# start of The data

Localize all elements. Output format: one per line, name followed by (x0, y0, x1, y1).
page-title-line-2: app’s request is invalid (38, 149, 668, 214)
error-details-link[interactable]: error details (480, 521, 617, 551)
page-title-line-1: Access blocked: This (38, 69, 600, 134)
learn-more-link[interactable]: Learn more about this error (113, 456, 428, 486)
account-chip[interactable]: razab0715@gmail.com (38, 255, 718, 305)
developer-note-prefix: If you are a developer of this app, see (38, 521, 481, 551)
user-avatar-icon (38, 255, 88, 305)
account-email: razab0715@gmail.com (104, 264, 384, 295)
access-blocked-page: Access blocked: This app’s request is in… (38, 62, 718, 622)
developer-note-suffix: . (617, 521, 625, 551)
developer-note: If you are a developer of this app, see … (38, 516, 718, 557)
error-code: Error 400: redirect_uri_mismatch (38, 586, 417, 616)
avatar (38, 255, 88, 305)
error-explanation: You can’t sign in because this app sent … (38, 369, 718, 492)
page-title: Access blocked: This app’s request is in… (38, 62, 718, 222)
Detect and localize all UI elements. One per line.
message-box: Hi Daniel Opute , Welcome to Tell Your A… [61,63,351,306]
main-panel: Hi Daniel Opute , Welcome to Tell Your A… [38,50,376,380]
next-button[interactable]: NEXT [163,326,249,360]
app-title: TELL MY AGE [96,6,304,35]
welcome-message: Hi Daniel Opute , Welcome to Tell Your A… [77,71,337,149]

# end of The data
# start of The data

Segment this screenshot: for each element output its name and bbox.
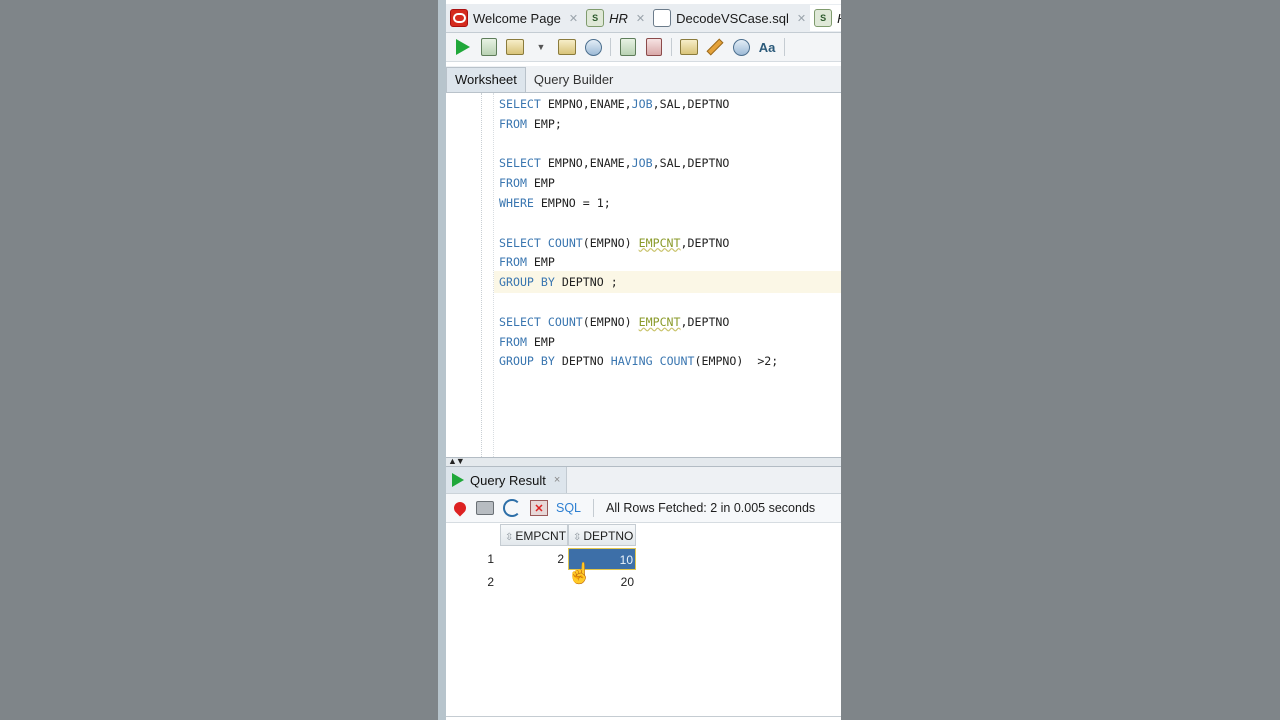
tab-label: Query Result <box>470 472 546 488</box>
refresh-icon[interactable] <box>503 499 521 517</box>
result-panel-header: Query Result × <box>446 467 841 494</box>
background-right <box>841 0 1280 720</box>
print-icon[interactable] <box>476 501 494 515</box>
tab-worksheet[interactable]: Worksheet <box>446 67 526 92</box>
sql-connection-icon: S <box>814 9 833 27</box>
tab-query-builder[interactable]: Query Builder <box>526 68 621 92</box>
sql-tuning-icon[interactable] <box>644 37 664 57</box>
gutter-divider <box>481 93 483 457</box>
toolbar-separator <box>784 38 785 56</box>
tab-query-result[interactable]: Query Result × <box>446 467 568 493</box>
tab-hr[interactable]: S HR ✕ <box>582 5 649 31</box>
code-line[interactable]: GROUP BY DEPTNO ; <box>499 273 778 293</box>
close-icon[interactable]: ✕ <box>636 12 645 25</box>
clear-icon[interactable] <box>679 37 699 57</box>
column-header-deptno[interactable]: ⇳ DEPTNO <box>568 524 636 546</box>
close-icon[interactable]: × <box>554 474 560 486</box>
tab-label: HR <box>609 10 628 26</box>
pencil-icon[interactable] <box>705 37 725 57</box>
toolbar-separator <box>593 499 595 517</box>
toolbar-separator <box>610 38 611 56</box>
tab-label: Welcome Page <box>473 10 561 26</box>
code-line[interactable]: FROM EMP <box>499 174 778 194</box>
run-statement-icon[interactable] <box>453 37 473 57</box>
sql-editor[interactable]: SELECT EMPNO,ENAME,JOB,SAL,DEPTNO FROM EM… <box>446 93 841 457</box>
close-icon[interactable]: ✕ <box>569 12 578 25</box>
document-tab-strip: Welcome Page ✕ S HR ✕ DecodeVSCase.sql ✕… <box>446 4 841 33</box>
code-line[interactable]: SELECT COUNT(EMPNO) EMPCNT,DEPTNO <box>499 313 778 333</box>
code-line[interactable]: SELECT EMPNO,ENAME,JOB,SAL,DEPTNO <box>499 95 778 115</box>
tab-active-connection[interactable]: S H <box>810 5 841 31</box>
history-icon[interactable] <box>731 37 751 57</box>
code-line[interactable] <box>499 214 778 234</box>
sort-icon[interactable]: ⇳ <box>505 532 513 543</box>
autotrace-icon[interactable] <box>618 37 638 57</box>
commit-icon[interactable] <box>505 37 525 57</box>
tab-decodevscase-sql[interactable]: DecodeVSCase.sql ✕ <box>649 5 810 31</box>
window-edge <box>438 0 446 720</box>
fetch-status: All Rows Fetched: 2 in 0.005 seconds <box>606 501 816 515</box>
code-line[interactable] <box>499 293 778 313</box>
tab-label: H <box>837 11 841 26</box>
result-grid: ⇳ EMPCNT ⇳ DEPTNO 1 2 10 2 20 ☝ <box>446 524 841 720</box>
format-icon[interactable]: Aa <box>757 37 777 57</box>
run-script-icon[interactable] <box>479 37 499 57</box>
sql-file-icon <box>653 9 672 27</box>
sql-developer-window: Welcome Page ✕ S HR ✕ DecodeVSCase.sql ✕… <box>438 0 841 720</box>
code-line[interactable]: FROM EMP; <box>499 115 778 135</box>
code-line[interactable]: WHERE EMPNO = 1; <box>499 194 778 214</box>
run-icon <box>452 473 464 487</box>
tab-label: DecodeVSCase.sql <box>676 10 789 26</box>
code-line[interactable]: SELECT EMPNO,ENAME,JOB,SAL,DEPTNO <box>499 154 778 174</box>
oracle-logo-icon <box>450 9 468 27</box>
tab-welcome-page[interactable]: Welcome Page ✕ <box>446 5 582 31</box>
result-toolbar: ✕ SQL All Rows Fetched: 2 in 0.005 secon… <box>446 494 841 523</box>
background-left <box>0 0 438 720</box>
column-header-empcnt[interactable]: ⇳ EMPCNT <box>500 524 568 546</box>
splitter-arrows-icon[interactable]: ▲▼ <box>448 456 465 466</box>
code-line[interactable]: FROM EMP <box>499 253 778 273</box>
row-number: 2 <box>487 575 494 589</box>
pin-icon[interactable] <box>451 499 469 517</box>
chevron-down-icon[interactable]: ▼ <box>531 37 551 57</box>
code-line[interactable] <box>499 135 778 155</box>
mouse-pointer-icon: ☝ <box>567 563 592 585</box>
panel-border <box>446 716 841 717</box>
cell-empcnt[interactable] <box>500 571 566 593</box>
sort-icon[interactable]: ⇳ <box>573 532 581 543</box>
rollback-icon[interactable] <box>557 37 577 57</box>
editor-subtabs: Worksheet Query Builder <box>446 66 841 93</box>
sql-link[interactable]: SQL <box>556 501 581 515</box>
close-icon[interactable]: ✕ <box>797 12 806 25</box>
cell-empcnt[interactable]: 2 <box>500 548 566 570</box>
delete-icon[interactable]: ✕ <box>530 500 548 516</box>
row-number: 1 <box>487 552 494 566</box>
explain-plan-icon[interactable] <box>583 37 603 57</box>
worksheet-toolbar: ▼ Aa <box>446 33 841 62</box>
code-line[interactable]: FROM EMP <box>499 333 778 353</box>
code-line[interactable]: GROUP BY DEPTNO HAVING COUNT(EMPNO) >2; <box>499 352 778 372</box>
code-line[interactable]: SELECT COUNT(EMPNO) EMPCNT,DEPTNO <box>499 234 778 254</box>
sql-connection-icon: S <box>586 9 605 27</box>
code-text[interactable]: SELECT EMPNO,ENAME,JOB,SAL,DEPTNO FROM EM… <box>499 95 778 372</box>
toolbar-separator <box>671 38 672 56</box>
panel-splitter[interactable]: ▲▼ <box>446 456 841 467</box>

# end of The data

▶ **Written request**
Which rows run from the line with "Localize all elements." up to and including the line with "user-avatar-icon (38, 255, 88, 305)"? Print those lines back unchanged.

▶ **Reply**
Localize all elements. Output format: one per line, name followed by (x0, y0, x1, y1).
page-title-line-2: app’s request is invalid (38, 149, 668, 214)
error-details-link[interactable]: error details (480, 521, 617, 551)
page-title-line-1: Access blocked: This (38, 69, 600, 134)
learn-more-link[interactable]: Learn more about this error (113, 456, 428, 486)
account-chip[interactable]: razab0715@gmail.com (38, 255, 718, 305)
developer-note-prefix: If you are a developer of this app, see (38, 521, 481, 551)
user-avatar-icon (38, 255, 88, 305)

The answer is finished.